REQUIREMENTS:
Could you transcribe every record below exactly as written, leaving out any pictures?

THE RECORDS:
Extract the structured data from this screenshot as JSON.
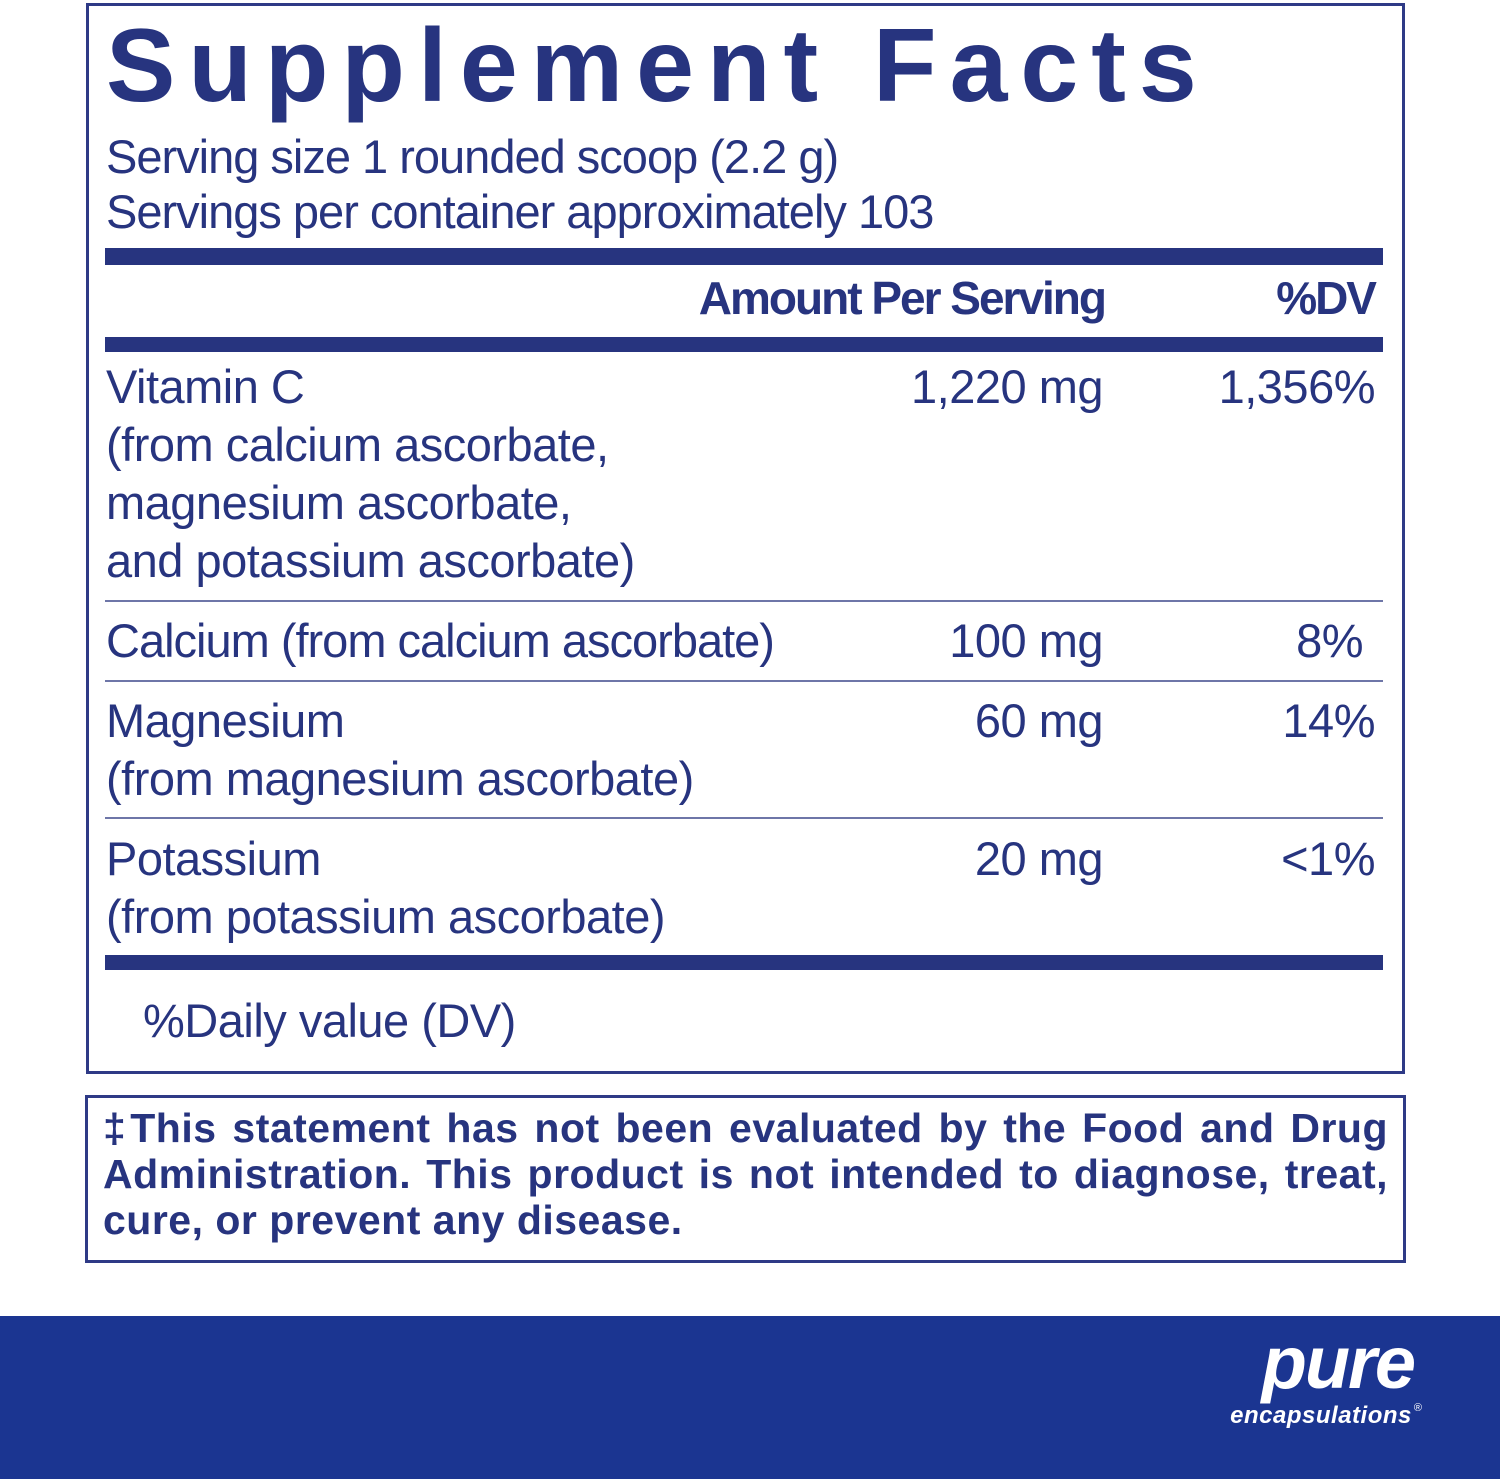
{
  "title": "Supplement Facts",
  "serving_size": "Serving size  1 rounded scoop (2.2 g)",
  "servings_per_container": "Servings per container  approximately 103",
  "header": {
    "amount": "Amount Per Serving",
    "dv": "%DV"
  },
  "rows": [
    {
      "name": "Vitamin C",
      "sub": [
        "(from calcium ascorbate,",
        "magnesium ascorbate,",
        "and potassium ascorbate)"
      ],
      "amount": "1,220 mg",
      "dv": "1,356%"
    },
    {
      "name": "Calcium (from calcium ascorbate)",
      "amount": "100 mg",
      "dv": "8%"
    },
    {
      "name": "Magnesium",
      "sub": [
        "(from magnesium ascorbate)"
      ],
      "amount": "60 mg",
      "dv": "14%"
    },
    {
      "name": "Potassium",
      "sub": [
        "(from potassium ascorbate)"
      ],
      "amount": "20 mg",
      "dv": "<1%"
    }
  ],
  "footnote": "%Daily value (DV)",
  "disclaimer": "‡This statement has not been evaluated by the Food and Drug Administration. This product is not intended to diagnose, treat, cure, or prevent any disease.",
  "brand": {
    "line1": "pure",
    "line2": "encapsulations",
    "registered": "®"
  },
  "colors": {
    "text": "#27347f",
    "band": "#1b3591"
  }
}
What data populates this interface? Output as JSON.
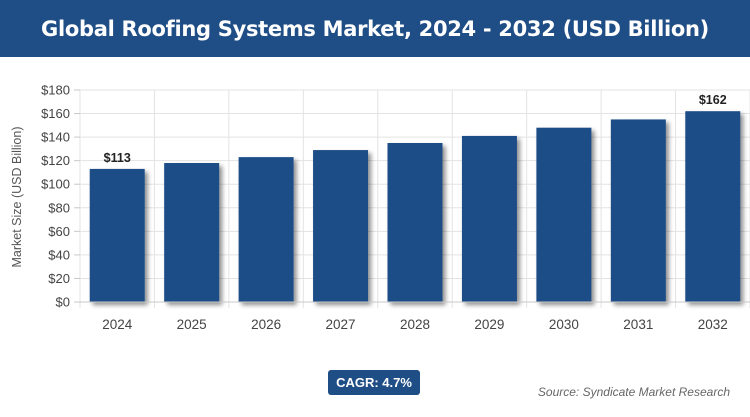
{
  "header": {
    "title": "Global Roofing Systems Market, 2024 - 2032 (USD Billion)"
  },
  "chart_data": {
    "type": "bar",
    "title": "Global Roofing Systems Market, 2024 - 2032 (USD Billion)",
    "ylabel": "Market Size (USD Billion)",
    "xlabel": "",
    "categories": [
      "2024",
      "2025",
      "2026",
      "2027",
      "2028",
      "2029",
      "2030",
      "2031",
      "2032"
    ],
    "values": [
      113,
      118,
      123,
      129,
      135,
      141,
      148,
      155,
      162
    ],
    "data_labels": {
      "2024": "$113",
      "2032": "$162"
    },
    "ylim": [
      0,
      180
    ],
    "yticks": [
      "$0",
      "$20",
      "$40",
      "$60",
      "$80",
      "$100",
      "$120",
      "$140",
      "$160",
      "$180"
    ],
    "grid": true,
    "bar_color": "#1f4e86"
  },
  "footer": {
    "cagr": "CAGR: 4.7%",
    "source": "Source: Syndicate Market Research"
  }
}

SOLVED PROBLEM:
Extract the structured data from this screenshot as JSON.
{
  "title": "Supplement Facts",
  "serving_size": "Serving size  1 rounded scoop (2.2 g)",
  "servings_per_container": "Servings per container  approximately 103",
  "header": {
    "amount": "Amount Per Serving",
    "dv": "%DV"
  },
  "rows": [
    {
      "name": "Vitamin C",
      "sub": [
        "(from calcium ascorbate,",
        "magnesium ascorbate,",
        "and potassium ascorbate)"
      ],
      "amount": "1,220 mg",
      "dv": "1,356%"
    },
    {
      "name": "Calcium (from calcium ascorbate)",
      "amount": "100 mg",
      "dv": "8%"
    },
    {
      "name": "Magnesium",
      "sub": [
        "(from magnesium ascorbate)"
      ],
      "amount": "60 mg",
      "dv": "14%"
    },
    {
      "name": "Potassium",
      "sub": [
        "(from potassium ascorbate)"
      ],
      "amount": "20 mg",
      "dv": "<1%"
    }
  ],
  "footnote": "%Daily value (DV)",
  "disclaimer": "‡This statement has not been evaluated by the Food and Drug Administration. This product is not intended to diagnose, treat, cure, or prevent any disease.",
  "brand": {
    "line1": "pure",
    "line2": "encapsulations",
    "registered": "®"
  },
  "colors": {
    "text": "#27347f",
    "band": "#1b3591"
  }
}
What data populates this interface? Output as JSON.
{
  "header": {
    "title": "Global Roofing Systems Market, 2024 - 2032 (USD Billion)"
  },
  "chart_data": {
    "type": "bar",
    "title": "Global Roofing Systems Market, 2024 - 2032 (USD Billion)",
    "ylabel": "Market Size (USD Billion)",
    "xlabel": "",
    "categories": [
      "2024",
      "2025",
      "2026",
      "2027",
      "2028",
      "2029",
      "2030",
      "2031",
      "2032"
    ],
    "values": [
      113,
      118,
      123,
      129,
      135,
      141,
      148,
      155,
      162
    ],
    "data_labels": {
      "2024": "$113",
      "2032": "$162"
    },
    "ylim": [
      0,
      180
    ],
    "yticks": [
      "$0",
      "$20",
      "$40",
      "$60",
      "$80",
      "$100",
      "$120",
      "$140",
      "$160",
      "$180"
    ],
    "grid": true,
    "bar_color": "#1f4e86"
  },
  "footer": {
    "cagr": "CAGR: 4.7%",
    "source": "Source: Syndicate Market Research"
  }
}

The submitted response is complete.